§ **Task details**
Starting with the line that contains "What's the underlying", write out each line through the end of the listing, unchanged. Output nothing else.

§ **Data rows**
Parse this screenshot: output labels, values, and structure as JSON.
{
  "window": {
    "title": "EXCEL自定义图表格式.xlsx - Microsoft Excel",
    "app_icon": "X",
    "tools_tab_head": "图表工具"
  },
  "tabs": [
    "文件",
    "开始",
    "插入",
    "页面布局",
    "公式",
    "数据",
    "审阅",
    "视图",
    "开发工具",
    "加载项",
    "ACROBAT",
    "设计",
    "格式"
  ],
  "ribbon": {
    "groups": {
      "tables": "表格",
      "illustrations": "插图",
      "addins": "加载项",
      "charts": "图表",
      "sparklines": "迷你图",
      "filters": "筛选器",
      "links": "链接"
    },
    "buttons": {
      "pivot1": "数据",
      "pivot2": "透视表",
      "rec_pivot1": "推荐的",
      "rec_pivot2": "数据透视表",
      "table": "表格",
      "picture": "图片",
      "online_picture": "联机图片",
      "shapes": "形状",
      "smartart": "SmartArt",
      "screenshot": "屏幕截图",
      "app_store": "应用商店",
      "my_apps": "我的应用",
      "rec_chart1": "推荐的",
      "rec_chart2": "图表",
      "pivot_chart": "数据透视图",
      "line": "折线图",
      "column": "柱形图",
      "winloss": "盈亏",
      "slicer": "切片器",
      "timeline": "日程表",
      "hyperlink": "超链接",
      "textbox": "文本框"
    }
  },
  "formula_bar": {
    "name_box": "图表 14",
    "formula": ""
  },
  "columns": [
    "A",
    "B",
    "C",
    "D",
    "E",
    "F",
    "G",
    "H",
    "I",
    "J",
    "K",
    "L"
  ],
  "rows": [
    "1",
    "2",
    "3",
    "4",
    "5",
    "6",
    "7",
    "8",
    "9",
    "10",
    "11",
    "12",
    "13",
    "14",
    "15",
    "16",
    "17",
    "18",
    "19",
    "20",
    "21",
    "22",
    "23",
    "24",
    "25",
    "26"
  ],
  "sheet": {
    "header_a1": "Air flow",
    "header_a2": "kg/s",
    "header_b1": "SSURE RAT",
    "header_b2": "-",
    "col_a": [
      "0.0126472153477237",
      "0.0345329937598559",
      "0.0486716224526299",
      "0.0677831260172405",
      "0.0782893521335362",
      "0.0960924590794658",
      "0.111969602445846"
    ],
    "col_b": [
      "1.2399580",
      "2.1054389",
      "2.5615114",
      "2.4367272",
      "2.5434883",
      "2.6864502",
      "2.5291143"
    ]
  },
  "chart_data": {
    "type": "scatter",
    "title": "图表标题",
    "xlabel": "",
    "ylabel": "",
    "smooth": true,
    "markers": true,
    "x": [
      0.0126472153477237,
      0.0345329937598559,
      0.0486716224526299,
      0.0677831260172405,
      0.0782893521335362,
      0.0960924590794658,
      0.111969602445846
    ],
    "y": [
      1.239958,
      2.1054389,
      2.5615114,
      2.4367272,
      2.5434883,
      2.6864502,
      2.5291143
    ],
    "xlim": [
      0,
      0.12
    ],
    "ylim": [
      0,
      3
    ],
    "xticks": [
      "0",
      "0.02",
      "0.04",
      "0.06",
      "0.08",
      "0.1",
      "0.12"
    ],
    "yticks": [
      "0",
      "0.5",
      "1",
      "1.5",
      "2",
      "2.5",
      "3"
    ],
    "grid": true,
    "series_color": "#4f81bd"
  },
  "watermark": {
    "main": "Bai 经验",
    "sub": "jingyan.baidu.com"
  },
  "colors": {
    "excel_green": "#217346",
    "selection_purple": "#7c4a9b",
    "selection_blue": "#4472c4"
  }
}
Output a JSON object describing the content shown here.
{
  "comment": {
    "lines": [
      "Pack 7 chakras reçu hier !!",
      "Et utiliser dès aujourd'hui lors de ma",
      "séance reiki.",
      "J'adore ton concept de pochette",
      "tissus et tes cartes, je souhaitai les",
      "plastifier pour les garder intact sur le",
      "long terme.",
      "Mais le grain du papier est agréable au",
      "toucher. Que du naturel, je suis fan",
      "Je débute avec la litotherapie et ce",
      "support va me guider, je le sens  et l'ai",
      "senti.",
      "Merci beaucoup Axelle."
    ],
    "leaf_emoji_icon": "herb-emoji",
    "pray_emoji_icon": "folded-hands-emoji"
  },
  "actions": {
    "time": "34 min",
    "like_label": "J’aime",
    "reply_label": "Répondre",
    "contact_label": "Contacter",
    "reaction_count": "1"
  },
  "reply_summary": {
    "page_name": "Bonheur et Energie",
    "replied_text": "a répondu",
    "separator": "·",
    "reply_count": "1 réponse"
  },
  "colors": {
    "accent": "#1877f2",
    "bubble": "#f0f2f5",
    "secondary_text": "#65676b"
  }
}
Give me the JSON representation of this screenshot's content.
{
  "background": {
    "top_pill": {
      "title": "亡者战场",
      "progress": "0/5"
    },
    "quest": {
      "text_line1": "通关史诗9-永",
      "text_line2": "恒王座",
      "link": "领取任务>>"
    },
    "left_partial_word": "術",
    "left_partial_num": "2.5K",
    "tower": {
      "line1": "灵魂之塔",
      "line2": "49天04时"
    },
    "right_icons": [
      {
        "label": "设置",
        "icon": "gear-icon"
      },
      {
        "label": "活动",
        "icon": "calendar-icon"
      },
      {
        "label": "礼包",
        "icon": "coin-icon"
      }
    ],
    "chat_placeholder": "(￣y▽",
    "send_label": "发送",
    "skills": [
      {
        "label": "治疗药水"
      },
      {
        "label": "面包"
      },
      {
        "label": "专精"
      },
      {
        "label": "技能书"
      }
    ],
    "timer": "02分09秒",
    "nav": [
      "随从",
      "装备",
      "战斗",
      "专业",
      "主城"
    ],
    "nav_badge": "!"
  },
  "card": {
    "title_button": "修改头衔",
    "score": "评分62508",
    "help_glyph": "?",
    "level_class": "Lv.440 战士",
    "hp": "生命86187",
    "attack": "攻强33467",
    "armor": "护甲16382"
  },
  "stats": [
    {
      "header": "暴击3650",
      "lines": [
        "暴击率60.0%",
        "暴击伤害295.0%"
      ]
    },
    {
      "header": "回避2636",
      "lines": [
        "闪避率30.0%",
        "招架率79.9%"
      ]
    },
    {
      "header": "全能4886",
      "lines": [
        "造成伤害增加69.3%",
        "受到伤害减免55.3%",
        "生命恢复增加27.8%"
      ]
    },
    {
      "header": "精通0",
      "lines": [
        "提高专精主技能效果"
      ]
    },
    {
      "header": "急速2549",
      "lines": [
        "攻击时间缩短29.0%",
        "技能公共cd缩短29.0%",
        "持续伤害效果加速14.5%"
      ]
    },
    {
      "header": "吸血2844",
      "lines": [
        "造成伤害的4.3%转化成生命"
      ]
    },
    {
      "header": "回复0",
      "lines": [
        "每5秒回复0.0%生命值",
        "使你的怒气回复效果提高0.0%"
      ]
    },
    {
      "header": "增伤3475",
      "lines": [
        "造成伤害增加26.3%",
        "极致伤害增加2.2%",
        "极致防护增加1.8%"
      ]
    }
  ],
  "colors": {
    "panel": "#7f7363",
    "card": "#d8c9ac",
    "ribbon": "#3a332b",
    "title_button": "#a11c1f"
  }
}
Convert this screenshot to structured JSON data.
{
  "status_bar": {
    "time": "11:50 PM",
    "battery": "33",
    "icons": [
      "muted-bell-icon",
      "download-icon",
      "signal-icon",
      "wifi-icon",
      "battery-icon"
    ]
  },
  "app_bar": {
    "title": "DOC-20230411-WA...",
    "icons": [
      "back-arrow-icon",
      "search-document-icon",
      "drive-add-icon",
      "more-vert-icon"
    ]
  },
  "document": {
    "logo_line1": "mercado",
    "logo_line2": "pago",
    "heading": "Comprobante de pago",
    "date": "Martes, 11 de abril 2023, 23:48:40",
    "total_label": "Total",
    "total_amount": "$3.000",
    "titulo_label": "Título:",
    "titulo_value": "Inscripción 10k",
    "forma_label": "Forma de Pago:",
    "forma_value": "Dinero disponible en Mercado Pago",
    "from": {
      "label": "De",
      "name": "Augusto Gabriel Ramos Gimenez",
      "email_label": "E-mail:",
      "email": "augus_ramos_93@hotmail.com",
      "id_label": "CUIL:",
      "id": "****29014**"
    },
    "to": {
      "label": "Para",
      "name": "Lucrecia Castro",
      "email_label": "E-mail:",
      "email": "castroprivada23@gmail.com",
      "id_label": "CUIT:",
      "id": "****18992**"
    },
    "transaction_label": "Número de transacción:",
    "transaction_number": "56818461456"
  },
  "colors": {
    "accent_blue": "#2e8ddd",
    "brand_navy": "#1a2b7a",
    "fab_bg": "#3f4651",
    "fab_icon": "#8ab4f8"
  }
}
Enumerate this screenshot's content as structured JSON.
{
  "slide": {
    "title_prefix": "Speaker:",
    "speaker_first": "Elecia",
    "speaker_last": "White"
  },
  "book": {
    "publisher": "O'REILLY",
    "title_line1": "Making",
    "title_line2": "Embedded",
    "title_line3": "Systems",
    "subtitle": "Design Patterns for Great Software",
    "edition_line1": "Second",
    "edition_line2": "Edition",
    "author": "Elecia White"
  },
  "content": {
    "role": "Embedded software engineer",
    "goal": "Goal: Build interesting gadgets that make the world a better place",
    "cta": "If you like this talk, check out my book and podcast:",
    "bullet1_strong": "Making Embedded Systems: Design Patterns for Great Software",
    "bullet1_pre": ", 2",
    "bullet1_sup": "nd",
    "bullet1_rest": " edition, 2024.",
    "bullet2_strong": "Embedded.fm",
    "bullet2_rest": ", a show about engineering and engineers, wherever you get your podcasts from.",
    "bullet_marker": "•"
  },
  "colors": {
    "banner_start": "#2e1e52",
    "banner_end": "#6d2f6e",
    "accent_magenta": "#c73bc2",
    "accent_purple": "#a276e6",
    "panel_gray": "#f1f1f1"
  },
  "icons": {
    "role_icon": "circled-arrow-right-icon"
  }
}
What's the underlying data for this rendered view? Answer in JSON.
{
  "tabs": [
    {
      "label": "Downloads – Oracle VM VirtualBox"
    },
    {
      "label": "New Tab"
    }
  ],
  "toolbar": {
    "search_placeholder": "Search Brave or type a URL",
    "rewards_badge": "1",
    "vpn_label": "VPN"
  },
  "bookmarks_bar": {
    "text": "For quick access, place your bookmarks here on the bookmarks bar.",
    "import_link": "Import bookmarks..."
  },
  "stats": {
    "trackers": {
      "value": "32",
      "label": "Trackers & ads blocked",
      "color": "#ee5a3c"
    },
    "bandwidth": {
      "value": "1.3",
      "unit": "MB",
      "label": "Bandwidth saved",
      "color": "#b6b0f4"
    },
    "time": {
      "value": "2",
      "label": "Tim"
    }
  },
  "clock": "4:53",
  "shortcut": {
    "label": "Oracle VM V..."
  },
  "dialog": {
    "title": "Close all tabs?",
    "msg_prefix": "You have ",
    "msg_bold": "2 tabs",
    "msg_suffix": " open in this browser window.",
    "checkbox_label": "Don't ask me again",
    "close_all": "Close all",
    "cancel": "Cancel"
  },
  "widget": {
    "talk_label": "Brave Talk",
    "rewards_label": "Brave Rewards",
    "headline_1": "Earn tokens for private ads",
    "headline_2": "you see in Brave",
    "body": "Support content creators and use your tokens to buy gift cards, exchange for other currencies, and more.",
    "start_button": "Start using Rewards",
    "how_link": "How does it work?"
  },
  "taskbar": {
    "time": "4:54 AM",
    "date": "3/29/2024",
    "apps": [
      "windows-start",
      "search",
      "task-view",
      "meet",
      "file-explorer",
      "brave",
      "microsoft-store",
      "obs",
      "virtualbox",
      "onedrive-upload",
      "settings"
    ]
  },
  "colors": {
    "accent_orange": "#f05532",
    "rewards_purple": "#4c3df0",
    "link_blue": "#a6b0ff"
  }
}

§ **Task solution**
What's the underlying data for this rendered view? Answer in JSON.
{
  "tabs": [
    {
      "label": "Downloads – Oracle VM VirtualBox"
    },
    {
      "label": "New Tab"
    }
  ],
  "toolbar": {
    "search_placeholder": "Search Brave or type a URL",
    "rewards_badge": "1",
    "vpn_label": "VPN"
  },
  "bookmarks_bar": {
    "text": "For quick access, place your bookmarks here on the bookmarks bar.",
    "import_link": "Import bookmarks..."
  },
  "stats": {
    "trackers": {
      "value": "32",
      "label": "Trackers & ads blocked",
      "color": "#ee5a3c"
    },
    "bandwidth": {
      "value": "1.3",
      "unit": "MB",
      "label": "Bandwidth saved",
      "color": "#b6b0f4"
    },
    "time": {
      "value": "2",
      "label": "Tim"
    }
  },
  "clock": "4:53",
  "shortcut": {
    "label": "Oracle VM V..."
  },
  "dialog": {
    "title": "Close all tabs?",
    "msg_prefix": "You have ",
    "msg_bold": "2 tabs",
    "msg_suffix": " open in this browser window.",
    "checkbox_label": "Don't ask me again",
    "close_all": "Close all",
    "cancel": "Cancel"
  },
  "widget": {
    "talk_label": "Brave Talk",
    "rewards_label": "Brave Rewards",
    "headline_1": "Earn tokens for private ads",
    "headline_2": "you see in Brave",
    "body": "Support content creators and use your tokens to buy gift cards, exchange for other currencies, and more.",
    "start_button": "Start using Rewards",
    "how_link": "How does it work?"
  },
  "taskbar": {
    "time": "4:54 AM",
    "date": "3/29/2024",
    "apps": [
      "windows-start",
      "search",
      "task-view",
      "meet",
      "file-explorer",
      "brave",
      "microsoft-store",
      "obs",
      "virtualbox",
      "onedrive-upload",
      "settings"
    ]
  },
  "colors": {
    "accent_orange": "#f05532",
    "rewards_purple": "#4c3df0",
    "link_blue": "#a6b0ff"
  }
}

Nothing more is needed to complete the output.